EXERCISE BRIEF. Copy each line of the records that contains the word "Papillary".

DATASET CONTENT.

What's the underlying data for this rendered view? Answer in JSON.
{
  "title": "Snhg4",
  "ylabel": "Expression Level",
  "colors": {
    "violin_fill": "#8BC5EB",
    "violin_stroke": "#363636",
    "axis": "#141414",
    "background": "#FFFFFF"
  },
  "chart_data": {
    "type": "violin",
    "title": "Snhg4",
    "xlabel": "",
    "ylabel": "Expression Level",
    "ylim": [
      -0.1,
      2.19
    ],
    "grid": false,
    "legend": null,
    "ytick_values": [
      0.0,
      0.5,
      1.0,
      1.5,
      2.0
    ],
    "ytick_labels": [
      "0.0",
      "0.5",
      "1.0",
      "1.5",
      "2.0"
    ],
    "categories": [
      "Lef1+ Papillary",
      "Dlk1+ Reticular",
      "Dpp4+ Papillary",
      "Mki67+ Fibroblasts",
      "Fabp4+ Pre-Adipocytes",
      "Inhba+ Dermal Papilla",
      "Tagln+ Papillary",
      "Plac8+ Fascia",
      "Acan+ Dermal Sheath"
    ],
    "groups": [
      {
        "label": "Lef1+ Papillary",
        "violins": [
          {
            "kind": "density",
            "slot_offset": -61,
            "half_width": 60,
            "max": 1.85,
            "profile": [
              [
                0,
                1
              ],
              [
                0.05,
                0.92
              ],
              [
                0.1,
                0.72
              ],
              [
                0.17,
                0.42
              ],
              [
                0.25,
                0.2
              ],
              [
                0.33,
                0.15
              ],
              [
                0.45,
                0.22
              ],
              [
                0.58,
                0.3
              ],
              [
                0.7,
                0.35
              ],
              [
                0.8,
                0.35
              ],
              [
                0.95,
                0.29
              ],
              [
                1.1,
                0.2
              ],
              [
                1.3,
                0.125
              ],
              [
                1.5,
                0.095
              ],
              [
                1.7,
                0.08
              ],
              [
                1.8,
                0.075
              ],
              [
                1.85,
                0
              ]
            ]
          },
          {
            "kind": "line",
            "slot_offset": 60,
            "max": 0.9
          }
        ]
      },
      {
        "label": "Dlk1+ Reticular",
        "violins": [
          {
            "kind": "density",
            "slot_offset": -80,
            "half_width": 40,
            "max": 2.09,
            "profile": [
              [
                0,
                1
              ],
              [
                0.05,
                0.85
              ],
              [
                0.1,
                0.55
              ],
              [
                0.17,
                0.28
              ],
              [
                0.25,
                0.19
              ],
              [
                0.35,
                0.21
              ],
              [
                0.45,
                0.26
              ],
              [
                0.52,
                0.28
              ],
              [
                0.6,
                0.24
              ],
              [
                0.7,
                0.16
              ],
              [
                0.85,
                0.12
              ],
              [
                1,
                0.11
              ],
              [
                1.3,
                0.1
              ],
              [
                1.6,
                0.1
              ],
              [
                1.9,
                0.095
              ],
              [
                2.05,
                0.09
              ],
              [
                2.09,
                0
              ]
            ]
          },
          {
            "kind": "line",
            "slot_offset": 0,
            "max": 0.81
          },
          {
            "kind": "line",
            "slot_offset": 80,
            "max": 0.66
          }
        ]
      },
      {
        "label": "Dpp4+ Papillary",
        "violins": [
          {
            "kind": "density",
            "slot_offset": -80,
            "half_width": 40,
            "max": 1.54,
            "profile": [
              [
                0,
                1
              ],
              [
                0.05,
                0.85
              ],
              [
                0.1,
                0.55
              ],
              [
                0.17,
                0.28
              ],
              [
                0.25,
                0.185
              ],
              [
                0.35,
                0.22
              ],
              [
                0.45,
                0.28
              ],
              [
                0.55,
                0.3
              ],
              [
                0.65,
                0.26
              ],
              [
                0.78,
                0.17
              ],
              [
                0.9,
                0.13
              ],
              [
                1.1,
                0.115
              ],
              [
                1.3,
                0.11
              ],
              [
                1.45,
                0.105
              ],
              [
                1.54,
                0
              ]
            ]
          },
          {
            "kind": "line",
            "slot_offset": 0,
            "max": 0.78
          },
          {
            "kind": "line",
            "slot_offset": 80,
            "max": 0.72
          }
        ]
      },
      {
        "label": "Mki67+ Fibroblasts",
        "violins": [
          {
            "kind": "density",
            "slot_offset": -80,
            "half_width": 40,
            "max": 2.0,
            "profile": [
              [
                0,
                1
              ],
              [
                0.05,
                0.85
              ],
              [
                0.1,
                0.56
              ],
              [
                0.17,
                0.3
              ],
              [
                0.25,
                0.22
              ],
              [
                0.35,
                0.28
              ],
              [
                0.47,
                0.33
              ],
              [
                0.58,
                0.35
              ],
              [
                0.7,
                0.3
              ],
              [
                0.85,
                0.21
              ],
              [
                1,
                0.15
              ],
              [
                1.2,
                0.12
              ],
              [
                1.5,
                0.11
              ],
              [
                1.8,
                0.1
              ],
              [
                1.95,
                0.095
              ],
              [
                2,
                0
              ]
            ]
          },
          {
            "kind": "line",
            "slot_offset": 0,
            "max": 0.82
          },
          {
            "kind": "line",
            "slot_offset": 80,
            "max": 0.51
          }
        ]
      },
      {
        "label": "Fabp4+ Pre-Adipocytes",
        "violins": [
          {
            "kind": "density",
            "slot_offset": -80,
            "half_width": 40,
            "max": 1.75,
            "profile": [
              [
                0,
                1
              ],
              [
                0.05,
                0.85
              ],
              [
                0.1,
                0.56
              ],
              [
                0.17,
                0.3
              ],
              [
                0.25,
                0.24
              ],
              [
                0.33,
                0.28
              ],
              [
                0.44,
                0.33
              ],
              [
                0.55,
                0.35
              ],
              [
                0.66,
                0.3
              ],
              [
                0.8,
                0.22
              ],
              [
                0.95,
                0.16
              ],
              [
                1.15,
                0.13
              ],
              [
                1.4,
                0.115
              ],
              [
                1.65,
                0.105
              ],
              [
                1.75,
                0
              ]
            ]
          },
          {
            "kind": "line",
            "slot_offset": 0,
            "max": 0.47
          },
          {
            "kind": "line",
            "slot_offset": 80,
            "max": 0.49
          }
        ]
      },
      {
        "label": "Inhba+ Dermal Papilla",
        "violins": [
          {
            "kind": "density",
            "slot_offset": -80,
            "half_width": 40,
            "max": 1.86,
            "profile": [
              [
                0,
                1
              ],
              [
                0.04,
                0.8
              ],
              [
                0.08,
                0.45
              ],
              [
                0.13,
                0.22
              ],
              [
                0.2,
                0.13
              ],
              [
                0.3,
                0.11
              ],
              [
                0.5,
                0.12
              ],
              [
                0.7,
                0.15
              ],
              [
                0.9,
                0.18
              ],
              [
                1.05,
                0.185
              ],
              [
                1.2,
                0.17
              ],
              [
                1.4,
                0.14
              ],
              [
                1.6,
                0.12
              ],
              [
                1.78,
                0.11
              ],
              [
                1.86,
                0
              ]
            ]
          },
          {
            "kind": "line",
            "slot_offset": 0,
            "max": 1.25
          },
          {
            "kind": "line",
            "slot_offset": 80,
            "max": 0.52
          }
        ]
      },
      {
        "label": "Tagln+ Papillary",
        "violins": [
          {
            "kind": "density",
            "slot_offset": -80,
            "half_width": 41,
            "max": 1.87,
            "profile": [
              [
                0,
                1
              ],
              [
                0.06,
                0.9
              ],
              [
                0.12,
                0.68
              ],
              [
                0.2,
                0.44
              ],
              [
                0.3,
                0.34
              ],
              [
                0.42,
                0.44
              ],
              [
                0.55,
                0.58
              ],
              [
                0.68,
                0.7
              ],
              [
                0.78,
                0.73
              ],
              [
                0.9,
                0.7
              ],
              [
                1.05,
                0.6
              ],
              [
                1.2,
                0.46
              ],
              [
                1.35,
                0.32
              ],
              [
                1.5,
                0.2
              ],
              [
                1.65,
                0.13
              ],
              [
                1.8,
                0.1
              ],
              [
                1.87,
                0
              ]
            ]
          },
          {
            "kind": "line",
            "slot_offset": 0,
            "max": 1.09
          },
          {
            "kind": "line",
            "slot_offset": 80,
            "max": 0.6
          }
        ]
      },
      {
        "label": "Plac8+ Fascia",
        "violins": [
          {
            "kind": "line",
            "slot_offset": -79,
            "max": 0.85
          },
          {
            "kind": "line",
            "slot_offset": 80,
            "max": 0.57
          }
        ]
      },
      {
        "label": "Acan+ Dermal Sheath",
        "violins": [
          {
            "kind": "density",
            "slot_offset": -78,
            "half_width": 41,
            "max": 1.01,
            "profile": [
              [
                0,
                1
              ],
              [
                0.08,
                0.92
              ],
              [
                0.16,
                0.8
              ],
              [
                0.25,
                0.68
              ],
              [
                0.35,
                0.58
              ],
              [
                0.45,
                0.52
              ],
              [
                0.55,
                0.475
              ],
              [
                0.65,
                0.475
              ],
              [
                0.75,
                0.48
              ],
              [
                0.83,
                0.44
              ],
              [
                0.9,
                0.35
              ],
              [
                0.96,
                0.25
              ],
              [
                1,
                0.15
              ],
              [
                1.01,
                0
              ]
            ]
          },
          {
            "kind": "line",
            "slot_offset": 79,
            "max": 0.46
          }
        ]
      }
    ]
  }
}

WRITTEN REPLY.
      "Lef1+ Papillary",
      "Dpp4+ Papillary",
      "Tagln+ Papillary",
        "label": "Lef1+ Papillary",
        "label": "Dpp4+ Papillary",
        "label": "Tagln+ Papillary",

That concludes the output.